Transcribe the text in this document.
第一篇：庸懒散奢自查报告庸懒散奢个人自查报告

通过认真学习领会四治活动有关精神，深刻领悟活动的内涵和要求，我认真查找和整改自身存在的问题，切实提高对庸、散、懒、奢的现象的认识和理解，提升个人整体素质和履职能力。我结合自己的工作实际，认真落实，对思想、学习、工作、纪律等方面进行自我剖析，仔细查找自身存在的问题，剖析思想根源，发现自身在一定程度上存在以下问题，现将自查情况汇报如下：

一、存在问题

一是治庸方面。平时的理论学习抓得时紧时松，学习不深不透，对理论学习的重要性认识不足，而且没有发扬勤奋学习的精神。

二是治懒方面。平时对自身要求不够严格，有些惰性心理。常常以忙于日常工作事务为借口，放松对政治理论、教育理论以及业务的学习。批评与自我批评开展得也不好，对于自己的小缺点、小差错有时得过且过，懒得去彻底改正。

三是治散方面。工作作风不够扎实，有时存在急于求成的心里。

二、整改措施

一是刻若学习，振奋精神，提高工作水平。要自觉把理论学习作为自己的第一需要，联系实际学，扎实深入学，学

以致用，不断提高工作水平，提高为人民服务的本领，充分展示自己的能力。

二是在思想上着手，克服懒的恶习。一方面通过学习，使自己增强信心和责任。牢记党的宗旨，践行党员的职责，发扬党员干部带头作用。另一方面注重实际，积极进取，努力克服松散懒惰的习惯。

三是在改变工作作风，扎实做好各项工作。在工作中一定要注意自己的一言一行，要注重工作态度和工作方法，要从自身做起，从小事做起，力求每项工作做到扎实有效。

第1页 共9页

==============================

> _To be done_
Write down all the entries again without a single difference.

> _Response to the exercise_
Transcribe the text in this document.
第一篇：庸懒散奢自查报告庸懒散奢个人自查报告

通过认真学习领会四治活动有关精神，深刻领悟活动的内涵和要求，我认真查找和整改自身存在的问题，切实提高对庸、散、懒、奢的现象的认识和理解，提升个人整体素质和履职能力。我结合自己的工作实际，认真落实，对思想、学习、工作、纪律等方面进行自我剖析，仔细查找自身存在的问题，剖析思想根源，发现自身在一定程度上存在以下问题，现将自查情况汇报如下：

一、存在问题

一是治庸方面。平时的理论学习抓得时紧时松，学习不深不透，对理论学习的重要性认识不足，而且没有发扬勤奋学习的精神。

二是治懒方面。平时对自身要求不够严格，有些惰性心理。常常以忙于日常工作事务为借口，放松对政治理论、教育理论以及业务的学习。批评与自我批评开展得也不好，对于自己的小缺点、小差错有时得过且过，懒得去彻底改正。

三是治散方面。工作作风不够扎实，有时存在急于求成的心里。

二、整改措施

一是刻若学习，振奋精神，提高工作水平。要自觉把理论学习作为自己的第一需要，联系实际学，扎实深入学，学

以致用，不断提高工作水平，提高为人民服务的本领，充分展示自己的能力。

二是在思想上着手，克服懒的恶习。一方面通过学习，使自己增强信心和责任。牢记党的宗旨，践行党员的职责，发扬党员干部带头作用。另一方面注重实际，积极进取，努力克服松散懒惰的习惯。

三是在改变工作作风，扎实做好各项工作。在工作中一定要注意自己的一言一行，要注重工作态度和工作方法，要从自身做起，从小事做起，力求每项工作做到扎实有效。

第1页 共9页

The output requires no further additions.